━━━━━ Texto extraído
Torcida de Grande: Setor 2
Segue a série, hoje com reportagem especial sobre como e porque surgiu a Setor 2, torcida do Juventus de São Paulo.
Nascimento – A Ju-Metal já tinha plantado suas raízes no cenário da Rua Javari quando começou a desaparecer. Com o futebol mundial em pleno e calamitoso declínio, o Juventus escapou do descenso no Campeonato Paulista em 2003, mas não conseguiu evitar a queda no ano seguinte. Nesse período entre o fim da Ju-Metal e o nascimento do Setor 2, pipocaram notícias de que o clube venderia o estádio e fecharia o departamento de futebol profissional. Era grande a possibilidade de uma inédita queda para a terceira divisão estadual. A realidade da torcida do Juventus era tão assustadora quanto à do clube: a tradicional organizada estava mais fraca do que nunca e o Setor 2 não passava, então, de um “sonho impossível”. Mesmo assim, a partir do descenso, começou a surgir um novo movimento atrás do gol da creche. Alguma coisa estava borbulhando ali, e tudo estava baseado na mentalidade e atitudes da Ju-Metal. Na Copa FPF de 2004 a semente, finalmente, começaria a gerar os primeiros, e ainda tímidos, frutos. Andando na contra mão de um comum hábito brasileiro, quanto menos o Juventus vencia, mais a torcida crescia, não abandonava, cantava mais forte, pendurava mais e mais trapos, reagia. Esse foi o momento onde o cimento de nosso campo se transformaria num ímã para loucos, doentes, inadaptados e descontentes com o futebol, graças à insistência de antigos pioneiros da Ju-Metal. Porém, agora não se tratava mais de um grupo de amigos que compartilhavam idéias e sentimentos. Pessoas que não se conheciam começaram a se juntar todos os jogos para apoiar o Juventus, mas também para demonstrar que futebol nunca seria algo artificial, plástico e previsível – como (quase) tudo havia se transformado.
━━━━━━━━━━
━━━━━ Dados do exercício
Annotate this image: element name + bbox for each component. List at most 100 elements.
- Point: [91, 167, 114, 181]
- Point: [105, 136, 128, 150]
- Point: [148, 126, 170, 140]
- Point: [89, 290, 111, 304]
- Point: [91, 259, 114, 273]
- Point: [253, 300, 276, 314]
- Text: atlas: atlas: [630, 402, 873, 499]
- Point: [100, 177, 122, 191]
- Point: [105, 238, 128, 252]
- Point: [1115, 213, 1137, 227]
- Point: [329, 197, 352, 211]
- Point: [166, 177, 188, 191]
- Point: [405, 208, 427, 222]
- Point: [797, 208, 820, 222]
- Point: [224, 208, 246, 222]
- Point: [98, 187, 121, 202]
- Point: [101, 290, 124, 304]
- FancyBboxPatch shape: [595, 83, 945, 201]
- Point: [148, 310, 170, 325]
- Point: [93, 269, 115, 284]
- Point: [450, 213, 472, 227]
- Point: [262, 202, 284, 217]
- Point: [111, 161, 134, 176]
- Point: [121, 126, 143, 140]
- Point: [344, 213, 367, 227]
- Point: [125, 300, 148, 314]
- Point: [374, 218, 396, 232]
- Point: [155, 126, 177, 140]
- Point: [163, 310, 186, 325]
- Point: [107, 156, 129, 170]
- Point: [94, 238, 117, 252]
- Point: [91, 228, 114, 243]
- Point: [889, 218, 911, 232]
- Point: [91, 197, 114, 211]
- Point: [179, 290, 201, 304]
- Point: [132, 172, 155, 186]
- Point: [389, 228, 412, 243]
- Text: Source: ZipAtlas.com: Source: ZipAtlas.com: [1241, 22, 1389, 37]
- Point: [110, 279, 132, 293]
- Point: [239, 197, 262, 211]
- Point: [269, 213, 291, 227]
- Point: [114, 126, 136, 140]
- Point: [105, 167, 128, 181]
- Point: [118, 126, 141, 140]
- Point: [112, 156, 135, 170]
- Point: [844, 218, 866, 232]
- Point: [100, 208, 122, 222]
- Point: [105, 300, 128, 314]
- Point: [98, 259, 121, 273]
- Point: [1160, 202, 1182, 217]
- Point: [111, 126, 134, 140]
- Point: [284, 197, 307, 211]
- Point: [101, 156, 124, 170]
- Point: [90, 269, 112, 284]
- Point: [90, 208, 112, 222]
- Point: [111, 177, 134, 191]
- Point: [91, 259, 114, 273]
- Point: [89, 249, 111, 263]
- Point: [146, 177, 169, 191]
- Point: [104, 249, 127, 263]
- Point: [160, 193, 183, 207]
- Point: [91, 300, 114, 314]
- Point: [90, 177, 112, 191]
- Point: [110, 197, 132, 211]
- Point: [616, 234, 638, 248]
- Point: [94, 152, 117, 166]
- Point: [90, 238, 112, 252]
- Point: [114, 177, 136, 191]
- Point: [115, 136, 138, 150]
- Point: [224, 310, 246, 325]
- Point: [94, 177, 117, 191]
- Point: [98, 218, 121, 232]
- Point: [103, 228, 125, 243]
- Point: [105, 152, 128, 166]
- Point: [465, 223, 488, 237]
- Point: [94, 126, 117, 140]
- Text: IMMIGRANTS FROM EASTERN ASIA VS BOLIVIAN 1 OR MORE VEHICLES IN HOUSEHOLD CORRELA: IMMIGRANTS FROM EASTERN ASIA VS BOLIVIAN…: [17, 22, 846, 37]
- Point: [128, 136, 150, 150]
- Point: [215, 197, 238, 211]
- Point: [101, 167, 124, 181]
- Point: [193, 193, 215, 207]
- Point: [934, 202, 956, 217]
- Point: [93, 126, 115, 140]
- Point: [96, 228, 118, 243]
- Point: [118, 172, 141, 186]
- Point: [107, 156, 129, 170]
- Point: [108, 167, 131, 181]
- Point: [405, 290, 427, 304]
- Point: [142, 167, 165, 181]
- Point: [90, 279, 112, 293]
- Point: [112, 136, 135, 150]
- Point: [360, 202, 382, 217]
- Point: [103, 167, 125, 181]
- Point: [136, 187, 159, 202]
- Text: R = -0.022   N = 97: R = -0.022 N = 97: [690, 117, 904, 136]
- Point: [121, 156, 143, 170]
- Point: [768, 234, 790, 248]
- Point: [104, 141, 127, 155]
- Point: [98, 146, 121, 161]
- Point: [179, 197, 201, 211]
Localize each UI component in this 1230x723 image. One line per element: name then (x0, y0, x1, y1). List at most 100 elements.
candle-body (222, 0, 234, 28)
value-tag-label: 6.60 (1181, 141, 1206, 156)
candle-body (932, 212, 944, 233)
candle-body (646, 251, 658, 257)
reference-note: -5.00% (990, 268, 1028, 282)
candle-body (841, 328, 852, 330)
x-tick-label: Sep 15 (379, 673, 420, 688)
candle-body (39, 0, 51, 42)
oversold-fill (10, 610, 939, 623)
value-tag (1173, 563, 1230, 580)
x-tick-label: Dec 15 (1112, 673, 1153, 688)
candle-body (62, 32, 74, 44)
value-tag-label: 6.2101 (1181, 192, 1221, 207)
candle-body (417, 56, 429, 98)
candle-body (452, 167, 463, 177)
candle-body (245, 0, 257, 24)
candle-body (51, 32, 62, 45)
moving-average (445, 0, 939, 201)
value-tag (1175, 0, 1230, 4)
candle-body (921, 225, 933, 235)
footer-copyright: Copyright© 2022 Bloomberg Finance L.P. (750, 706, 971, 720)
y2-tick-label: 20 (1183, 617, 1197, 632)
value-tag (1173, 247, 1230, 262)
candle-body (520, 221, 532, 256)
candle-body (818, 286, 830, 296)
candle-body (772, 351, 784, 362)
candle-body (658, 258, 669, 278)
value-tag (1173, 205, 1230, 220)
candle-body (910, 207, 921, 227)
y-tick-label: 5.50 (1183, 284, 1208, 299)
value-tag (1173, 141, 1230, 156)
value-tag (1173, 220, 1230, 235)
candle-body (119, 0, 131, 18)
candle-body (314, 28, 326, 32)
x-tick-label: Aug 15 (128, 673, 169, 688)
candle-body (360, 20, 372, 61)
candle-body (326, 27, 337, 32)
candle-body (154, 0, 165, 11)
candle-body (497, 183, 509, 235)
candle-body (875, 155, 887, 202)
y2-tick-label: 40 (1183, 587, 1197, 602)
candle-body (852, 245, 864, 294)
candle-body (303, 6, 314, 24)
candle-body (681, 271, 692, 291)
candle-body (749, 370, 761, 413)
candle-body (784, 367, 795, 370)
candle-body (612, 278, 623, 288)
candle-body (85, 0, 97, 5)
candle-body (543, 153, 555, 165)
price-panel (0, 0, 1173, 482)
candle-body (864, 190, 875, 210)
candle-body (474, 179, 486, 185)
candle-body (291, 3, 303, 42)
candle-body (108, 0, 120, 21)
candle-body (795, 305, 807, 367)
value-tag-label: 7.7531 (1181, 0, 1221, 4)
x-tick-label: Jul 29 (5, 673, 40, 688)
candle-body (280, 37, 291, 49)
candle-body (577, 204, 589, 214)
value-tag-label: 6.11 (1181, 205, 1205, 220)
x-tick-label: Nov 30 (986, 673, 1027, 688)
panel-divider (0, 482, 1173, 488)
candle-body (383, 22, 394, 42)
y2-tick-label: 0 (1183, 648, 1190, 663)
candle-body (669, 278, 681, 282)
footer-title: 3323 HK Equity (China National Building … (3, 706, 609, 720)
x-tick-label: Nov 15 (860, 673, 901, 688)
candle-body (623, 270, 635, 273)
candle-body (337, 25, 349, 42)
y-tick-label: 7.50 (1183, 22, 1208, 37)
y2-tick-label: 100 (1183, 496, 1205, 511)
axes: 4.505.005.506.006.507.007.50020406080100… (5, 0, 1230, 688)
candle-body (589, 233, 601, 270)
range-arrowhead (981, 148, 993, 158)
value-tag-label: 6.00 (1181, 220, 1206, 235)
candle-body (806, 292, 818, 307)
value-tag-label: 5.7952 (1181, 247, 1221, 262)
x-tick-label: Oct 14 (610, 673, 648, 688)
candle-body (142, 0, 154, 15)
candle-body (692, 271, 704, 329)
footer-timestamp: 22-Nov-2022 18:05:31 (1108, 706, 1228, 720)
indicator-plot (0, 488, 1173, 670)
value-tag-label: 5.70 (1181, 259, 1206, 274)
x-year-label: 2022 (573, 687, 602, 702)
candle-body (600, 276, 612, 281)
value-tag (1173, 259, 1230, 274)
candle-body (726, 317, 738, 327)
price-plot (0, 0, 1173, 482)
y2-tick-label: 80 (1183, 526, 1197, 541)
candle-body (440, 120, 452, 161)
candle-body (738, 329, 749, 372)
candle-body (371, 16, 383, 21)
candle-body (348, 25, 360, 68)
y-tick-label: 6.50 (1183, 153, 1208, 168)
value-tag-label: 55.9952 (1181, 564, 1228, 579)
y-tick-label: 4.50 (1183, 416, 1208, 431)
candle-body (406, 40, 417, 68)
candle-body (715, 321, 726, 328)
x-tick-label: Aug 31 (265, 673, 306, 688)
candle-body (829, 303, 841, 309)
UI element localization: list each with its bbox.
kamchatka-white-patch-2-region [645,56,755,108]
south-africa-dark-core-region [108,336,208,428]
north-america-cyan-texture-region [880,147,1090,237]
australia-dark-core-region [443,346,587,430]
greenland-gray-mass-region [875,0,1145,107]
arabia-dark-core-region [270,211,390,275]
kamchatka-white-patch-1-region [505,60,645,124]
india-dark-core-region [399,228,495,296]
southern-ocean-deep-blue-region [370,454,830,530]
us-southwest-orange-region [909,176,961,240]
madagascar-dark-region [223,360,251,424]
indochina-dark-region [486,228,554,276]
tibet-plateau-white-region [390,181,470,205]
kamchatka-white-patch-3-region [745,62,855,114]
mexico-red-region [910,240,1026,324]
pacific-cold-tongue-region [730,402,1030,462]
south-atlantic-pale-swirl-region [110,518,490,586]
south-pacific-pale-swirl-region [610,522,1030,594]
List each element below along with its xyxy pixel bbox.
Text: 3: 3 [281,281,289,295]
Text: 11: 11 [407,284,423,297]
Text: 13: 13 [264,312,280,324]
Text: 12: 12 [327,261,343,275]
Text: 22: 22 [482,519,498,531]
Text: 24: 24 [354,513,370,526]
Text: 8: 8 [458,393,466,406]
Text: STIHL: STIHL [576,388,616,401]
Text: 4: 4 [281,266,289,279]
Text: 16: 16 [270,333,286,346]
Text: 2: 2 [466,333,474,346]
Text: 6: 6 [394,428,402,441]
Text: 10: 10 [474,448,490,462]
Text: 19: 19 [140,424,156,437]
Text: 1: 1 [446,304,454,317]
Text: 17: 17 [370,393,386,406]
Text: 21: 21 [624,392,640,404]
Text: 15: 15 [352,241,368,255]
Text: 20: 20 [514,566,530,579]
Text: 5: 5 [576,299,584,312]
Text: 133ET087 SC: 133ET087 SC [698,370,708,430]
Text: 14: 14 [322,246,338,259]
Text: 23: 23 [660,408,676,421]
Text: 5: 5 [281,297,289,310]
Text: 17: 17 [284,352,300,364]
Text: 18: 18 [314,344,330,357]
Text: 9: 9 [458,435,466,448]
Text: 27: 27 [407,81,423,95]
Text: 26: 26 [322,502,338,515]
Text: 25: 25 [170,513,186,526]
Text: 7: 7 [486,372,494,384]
━━━━━━━━━━
__Ações a realizar__:
• A. Resuma em duas frases a reportagem sobre o surgimento do Setor 2.
• B. Dê continuidade à reportagem sobre o Setor 2 a partir da última frase apresentada.
Os registros não têm relação com o texto.

__Resultados por tarefa__:
• A. Depois do enfraquecimento da Ju-Metal e da queda do Juventus no Campeonato Paulista no ano seguinte a 2003, começou a surgir atrás do gol da creche um novo movimento de torcida baseado na mentalidade e nas atitudes da antiga organizada. Quanto menos o time vencia, mais a torcida crescia, reunindo pessoas que não se conheciam para apoiar o Juventus e demonstrar que o futebol nunca seria algo artificial, plástico e previsível.

• B.
Essa foi a geração de torcedores que começou a levantar o Setor 2 com sangue, suor e lágrimas e não levou sequer um nome próprio – que por sinal era a última coisa que eles necessitavam. Apareciam sugestões como “Los de Siempre”, “Revolução Juventina”, mas tudo o que acontecia, partida após partida, era muito mais forte, irresistível e urgente do que um nome. E o ano de 2005 seria um marco para o movimento no Brasil, graças a Geral do Grêmio – a outra barra que não dependia de Bill Gates. O primeiro semestre foi, uma vez mais, inesquecível para os juventinos de verdade: no comando do time, Edu Marangon – o Boy da Mooca – prometia que o clube voltaria a ser grande, a torcida demonstrava que isso era possível, e mesmo contando com o plantel mais barato entre todos os vinte participantes da Segunda Divisão, o clube levantou a taça, voltando ao seu devido lugar. O que estava borbulhando, explodiu; o que tinha sido plantado começaria a ser colhido. A Ju-Jovem, por fim, passava seu bastão e só se ouviam cantos argentinos na Mooca.
Naquele campeonato tudo se encaixou e a torcida conquistou o reconhecimento, definitivamente, das pessoas envolvidas no clube. Porque do início ao fim da campanha cresceu junto com o time. A velha mágica do futebol, que tanto fazia falta, acontecia novamente: a torcida empurrava o time, não importasse nada (porque quem está na merda não tem mais nada a perder), e os jogadores jogavam com vontade. Estava claro que a Ju-Metal havia ressuscitado em uma nova forma, mais agressiva, barulhenta, apaixonante. O monstro tinha forma, mas o nome só apareceria no ano de 2006. Agora batizado e mais descontrolado do que nunca, o Setor 2 viveria cinco semestres de pura loucura e demência.